• ENTRIES PROVIDED:
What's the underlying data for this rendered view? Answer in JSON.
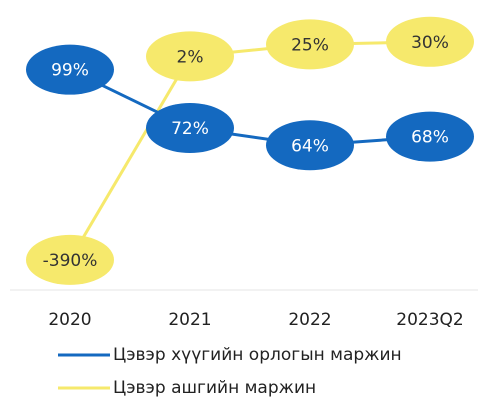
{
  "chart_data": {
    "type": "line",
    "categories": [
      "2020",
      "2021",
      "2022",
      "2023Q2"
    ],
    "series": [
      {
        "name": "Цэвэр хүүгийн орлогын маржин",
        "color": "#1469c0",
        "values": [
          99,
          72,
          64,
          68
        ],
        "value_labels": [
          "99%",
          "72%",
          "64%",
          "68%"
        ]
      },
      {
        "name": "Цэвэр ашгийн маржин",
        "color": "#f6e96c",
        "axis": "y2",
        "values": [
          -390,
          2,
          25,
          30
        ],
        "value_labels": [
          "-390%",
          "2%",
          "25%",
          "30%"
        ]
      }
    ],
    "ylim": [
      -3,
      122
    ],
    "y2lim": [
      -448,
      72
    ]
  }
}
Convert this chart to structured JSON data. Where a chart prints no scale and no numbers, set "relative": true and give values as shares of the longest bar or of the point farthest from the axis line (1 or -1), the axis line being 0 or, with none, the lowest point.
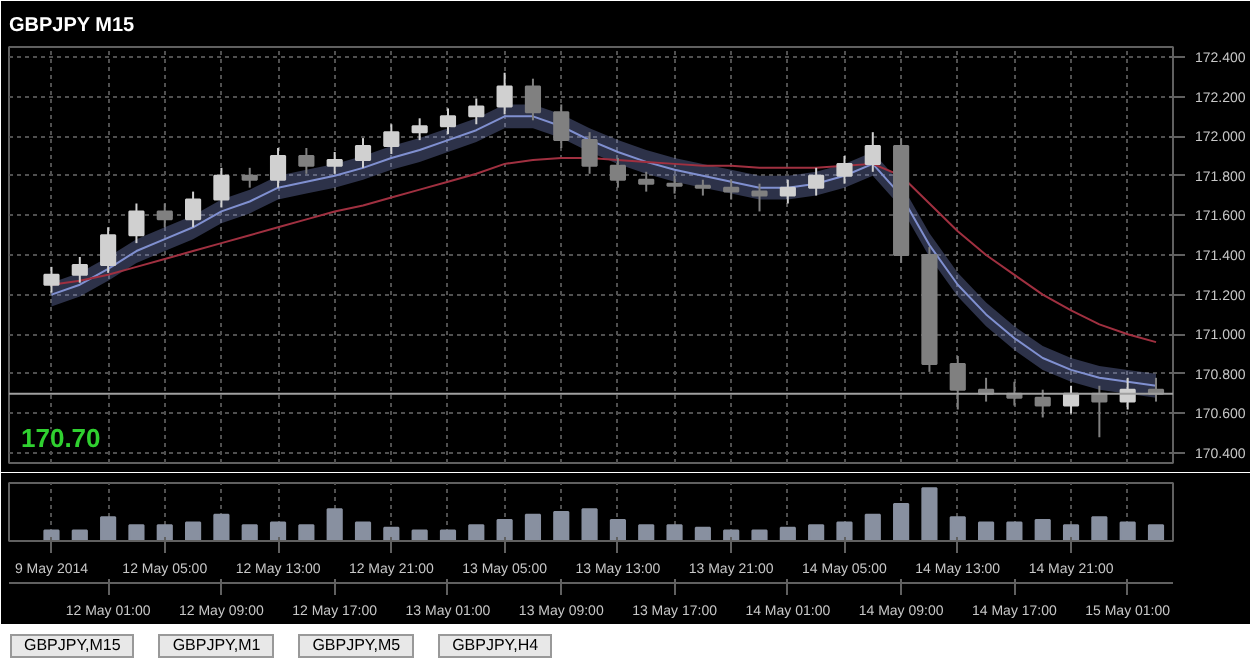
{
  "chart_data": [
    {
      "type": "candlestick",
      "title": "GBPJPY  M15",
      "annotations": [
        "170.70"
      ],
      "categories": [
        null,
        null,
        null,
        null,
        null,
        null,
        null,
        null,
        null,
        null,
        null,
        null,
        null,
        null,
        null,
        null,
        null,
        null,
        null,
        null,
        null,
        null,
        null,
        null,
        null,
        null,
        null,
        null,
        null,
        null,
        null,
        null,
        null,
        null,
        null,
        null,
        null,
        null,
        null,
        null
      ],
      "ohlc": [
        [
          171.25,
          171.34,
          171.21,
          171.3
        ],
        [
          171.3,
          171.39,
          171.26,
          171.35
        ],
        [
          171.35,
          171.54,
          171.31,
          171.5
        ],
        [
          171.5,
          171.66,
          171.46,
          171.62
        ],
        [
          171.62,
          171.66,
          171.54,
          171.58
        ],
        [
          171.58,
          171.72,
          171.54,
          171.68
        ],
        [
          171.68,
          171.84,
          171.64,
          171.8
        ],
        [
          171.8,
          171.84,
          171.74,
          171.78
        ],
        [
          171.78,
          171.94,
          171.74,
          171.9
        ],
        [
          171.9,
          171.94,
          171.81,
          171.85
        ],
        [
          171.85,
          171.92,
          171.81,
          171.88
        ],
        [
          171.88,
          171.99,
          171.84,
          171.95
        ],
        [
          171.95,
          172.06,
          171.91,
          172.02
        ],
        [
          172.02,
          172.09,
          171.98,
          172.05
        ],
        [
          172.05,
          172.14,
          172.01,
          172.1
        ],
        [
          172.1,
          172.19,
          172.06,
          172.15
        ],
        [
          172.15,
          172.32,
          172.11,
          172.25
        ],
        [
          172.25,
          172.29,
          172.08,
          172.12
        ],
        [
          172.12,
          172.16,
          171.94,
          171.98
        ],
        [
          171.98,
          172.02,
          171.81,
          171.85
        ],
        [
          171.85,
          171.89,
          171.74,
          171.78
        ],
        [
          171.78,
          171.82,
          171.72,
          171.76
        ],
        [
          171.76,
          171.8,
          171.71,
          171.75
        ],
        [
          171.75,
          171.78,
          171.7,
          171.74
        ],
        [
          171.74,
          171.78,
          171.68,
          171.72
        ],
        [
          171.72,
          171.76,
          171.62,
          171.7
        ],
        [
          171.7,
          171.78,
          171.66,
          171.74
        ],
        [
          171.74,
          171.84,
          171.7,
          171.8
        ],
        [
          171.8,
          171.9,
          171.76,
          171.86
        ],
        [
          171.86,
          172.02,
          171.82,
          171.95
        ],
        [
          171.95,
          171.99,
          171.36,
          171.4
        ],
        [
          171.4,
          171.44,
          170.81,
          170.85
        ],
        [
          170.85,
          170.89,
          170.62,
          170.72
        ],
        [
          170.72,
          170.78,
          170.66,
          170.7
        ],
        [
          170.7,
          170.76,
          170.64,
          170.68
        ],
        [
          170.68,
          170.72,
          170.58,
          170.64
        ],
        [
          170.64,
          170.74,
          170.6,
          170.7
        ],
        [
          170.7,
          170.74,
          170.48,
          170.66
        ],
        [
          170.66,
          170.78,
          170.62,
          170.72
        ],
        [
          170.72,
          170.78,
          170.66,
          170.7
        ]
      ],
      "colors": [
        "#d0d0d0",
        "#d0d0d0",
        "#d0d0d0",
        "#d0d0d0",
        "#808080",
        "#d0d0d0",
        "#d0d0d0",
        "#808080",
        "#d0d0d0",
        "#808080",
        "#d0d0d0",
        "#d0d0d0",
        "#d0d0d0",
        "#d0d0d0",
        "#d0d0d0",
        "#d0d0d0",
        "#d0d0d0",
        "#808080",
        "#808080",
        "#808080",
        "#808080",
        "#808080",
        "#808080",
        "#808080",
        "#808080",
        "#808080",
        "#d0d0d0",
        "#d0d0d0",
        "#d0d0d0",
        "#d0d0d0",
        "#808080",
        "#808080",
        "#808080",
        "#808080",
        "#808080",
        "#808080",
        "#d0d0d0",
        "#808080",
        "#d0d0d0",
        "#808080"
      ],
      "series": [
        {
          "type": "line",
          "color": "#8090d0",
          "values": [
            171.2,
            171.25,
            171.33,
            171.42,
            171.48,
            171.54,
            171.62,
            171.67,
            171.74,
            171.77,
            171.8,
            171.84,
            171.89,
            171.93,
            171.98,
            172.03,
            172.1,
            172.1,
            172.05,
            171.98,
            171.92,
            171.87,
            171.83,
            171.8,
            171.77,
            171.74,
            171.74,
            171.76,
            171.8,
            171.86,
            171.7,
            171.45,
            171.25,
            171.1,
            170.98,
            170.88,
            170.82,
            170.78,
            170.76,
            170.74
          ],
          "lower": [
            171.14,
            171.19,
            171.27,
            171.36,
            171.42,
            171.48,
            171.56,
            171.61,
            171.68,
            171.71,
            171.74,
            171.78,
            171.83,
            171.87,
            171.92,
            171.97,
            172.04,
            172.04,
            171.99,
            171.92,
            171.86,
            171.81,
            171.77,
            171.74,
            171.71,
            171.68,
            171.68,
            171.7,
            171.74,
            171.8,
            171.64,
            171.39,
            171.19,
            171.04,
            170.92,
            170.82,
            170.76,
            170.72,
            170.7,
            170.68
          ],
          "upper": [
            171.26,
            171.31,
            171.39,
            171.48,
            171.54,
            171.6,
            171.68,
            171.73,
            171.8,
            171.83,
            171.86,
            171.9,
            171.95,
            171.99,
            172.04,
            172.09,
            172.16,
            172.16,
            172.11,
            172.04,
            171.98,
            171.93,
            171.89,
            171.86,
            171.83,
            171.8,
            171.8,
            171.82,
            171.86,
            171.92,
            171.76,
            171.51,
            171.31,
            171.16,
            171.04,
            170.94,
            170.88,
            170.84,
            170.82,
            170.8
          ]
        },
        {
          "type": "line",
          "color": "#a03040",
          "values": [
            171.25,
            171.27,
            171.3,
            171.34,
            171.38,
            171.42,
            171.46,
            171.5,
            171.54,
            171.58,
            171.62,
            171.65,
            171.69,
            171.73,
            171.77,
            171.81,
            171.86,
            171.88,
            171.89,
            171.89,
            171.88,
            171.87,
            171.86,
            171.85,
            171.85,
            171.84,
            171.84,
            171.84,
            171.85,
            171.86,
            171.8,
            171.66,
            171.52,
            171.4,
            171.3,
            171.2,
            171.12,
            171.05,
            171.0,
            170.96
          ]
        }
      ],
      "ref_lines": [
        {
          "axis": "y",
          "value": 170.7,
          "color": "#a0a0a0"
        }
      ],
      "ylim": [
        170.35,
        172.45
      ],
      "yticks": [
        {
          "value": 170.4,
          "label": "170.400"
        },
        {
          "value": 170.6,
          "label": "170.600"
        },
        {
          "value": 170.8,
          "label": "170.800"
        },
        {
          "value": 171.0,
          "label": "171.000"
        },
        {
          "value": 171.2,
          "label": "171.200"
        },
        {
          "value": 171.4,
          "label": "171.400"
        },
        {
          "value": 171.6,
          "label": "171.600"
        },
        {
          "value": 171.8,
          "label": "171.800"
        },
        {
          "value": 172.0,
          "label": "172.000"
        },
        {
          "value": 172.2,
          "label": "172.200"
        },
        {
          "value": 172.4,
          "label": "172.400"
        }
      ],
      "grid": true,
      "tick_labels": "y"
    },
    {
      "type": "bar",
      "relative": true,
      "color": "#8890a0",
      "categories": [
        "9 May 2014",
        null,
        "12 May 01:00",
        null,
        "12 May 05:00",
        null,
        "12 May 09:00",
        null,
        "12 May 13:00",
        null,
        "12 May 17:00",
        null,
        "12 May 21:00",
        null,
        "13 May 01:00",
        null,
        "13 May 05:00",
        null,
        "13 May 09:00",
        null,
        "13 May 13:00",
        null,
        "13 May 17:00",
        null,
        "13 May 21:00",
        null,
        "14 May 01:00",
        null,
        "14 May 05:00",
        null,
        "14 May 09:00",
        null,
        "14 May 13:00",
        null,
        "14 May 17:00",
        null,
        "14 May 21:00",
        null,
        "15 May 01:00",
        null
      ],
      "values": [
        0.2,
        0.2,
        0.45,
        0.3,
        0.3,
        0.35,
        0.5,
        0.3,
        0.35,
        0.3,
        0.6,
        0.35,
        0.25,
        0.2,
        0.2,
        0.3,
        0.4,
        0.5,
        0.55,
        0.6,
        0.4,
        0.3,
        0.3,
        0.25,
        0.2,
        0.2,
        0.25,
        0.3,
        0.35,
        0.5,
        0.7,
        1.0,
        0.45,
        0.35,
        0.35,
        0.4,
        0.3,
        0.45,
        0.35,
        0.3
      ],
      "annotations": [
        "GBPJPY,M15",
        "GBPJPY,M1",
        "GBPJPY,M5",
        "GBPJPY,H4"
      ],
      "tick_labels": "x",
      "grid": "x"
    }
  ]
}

• EXERCISE AIM:
Scan the material above. Return every line containing the string "relative".

• RESPONSE:
Convert this chart to structured JSON data. Where a chart prints no scale and no numbers, set "relative": true and give values as shares of the longest bar or of the point farthest from the axis line (1 or -1), the axis line being 0 or, with none, the lowest point.
      "relative": true,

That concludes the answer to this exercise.